• **Directions**
Locate the line that contains "What does this". Reproduce it and all following lines up to the end of the material, exactly and with nothing added.

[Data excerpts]
----

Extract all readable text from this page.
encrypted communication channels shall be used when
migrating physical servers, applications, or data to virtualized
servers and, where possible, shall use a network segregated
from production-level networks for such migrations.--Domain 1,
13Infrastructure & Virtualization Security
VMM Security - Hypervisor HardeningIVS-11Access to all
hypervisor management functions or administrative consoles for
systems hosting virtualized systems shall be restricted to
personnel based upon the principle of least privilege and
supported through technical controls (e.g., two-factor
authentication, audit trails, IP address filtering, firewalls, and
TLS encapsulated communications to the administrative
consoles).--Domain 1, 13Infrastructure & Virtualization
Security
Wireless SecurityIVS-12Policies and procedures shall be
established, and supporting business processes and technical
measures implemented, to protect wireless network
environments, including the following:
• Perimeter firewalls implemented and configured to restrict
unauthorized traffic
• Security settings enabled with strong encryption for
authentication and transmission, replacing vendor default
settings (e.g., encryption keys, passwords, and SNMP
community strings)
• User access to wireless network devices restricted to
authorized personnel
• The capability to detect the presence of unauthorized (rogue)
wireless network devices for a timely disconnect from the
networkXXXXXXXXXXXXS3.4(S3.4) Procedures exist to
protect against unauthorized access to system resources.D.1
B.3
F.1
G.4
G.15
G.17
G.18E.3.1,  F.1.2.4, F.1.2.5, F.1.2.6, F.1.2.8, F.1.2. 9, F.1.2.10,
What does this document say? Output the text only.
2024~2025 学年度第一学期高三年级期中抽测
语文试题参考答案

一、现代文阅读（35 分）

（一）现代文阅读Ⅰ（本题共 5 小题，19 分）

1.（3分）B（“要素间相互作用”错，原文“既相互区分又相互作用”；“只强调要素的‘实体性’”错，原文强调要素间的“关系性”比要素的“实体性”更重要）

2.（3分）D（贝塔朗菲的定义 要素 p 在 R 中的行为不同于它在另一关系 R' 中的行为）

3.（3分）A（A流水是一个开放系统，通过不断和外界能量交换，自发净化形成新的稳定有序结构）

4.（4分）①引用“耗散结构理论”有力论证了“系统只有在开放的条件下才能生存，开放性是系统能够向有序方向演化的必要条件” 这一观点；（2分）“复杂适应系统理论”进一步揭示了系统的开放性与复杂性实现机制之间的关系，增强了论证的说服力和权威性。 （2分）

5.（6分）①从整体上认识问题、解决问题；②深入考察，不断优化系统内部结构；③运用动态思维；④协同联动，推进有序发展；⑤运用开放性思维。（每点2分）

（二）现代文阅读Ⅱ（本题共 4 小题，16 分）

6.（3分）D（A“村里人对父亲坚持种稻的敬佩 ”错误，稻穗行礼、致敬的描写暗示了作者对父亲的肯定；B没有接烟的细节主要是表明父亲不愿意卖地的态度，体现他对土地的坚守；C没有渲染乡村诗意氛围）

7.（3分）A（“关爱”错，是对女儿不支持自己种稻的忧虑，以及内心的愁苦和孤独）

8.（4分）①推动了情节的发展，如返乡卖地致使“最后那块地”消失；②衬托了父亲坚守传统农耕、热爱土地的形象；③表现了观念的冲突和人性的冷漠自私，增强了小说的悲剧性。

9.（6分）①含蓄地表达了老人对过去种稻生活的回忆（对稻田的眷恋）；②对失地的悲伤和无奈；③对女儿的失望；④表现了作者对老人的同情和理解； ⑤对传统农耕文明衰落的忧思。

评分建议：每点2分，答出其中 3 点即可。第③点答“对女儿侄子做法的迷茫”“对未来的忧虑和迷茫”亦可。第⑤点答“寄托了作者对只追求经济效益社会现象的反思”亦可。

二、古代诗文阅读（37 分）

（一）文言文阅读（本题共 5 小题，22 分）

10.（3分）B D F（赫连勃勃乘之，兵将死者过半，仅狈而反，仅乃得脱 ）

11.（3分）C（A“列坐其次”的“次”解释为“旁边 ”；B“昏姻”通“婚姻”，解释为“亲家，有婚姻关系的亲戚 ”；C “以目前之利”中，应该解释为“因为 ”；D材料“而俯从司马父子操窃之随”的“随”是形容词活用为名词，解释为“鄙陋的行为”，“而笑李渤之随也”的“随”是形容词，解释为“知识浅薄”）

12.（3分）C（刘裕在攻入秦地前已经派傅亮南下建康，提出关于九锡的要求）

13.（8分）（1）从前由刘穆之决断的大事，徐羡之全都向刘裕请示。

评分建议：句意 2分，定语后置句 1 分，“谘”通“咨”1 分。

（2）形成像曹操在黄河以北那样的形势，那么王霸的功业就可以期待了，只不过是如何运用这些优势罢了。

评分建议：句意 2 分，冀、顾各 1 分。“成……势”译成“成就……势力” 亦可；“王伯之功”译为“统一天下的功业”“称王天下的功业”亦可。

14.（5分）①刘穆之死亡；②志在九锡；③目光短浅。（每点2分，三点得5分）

----

• **Complete response**
What does this document say? Output the text only.
2024~2025 学年度第一学期高三年级期中抽测
语文试题参考答案

一、现代文阅读（35 分）

（一）现代文阅读Ⅰ（本题共 5 小题，19 分）

1.（3分）B（“要素间相互作用”错，原文“既相互区分又相互作用”；“只强调要素的‘实体性’”错，原文强调要素间的“关系性”比要素的“实体性”更重要）

2.（3分）D（贝塔朗菲的定义 要素 p 在 R 中的行为不同于它在另一关系 R' 中的行为）

3.（3分）A（A流水是一个开放系统，通过不断和外界能量交换，自发净化形成新的稳定有序结构）

4.（4分）①引用“耗散结构理论”有力论证了“系统只有在开放的条件下才能生存，开放性是系统能够向有序方向演化的必要条件” 这一观点；（2分）“复杂适应系统理论”进一步揭示了系统的开放性与复杂性实现机制之间的关系，增强了论证的说服力和权威性。 （2分）

5.（6分）①从整体上认识问题、解决问题；②深入考察，不断优化系统内部结构；③运用动态思维；④协同联动，推进有序发展；⑤运用开放性思维。（每点2分）

（二）现代文阅读Ⅱ（本题共 4 小题，16 分）

6.（3分）D（A“村里人对父亲坚持种稻的敬佩 ”错误，稻穗行礼、致敬的描写暗示了作者对父亲的肯定；B没有接烟的细节主要是表明父亲不愿意卖地的态度，体现他对土地的坚守；C没有渲染乡村诗意氛围）

7.（3分）A（“关爱”错，是对女儿不支持自己种稻的忧虑，以及内心的愁苦和孤独）

8.（4分）①推动了情节的发展，如返乡卖地致使“最后那块地”消失；②衬托了父亲坚守传统农耕、热爱土地的形象；③表现了观念的冲突和人性的冷漠自私，增强了小说的悲剧性。

9.（6分）①含蓄地表达了老人对过去种稻生活的回忆（对稻田的眷恋）；②对失地的悲伤和无奈；③对女儿的失望；④表现了作者对老人的同情和理解； ⑤对传统农耕文明衰落的忧思。

评分建议：每点2分，答出其中 3 点即可。第③点答“对女儿侄子做法的迷茫”“对未来的忧虑和迷茫”亦可。第⑤点答“寄托了作者对只追求经济效益社会现象的反思”亦可。

二、古代诗文阅读（37 分）

（一）文言文阅读（本题共 5 小题，22 分）

10.（3分）B D F（赫连勃勃乘之，兵将死者过半，仅狈而反，仅乃得脱 ）

11.（3分）C（A“列坐其次”的“次”解释为“旁边 ”；B“昏姻”通“婚姻”，解释为“亲家，有婚姻关系的亲戚 ”；C “以目前之利”中，应该解释为“因为 ”；D材料“而俯从司马父子操窃之随”的“随”是形容词活用为名词，解释为“鄙陋的行为”，“而笑李渤之随也”的“随”是形容词，解释为“知识浅薄”）

12.（3分）C（刘裕在攻入秦地前已经派傅亮南下建康，提出关于九锡的要求）

13.（8分）（1）从前由刘穆之决断的大事，徐羡之全都向刘裕请示。

评分建议：句意 2分，定语后置句 1 分，“谘”通“咨”1 分。

（2）形成像曹操在黄河以北那样的形势，那么王霸的功业就可以期待了，只不过是如何运用这些优势罢了。

评分建议：句意 2 分，冀、顾各 1 分。“成……势”译成“成就……势力” 亦可；“王伯之功”译为“统一天下的功业”“称王天下的功业”亦可。

14.（5分）①刘穆之死亡；②志在九锡；③目光短浅。（每点2分，三点得5分）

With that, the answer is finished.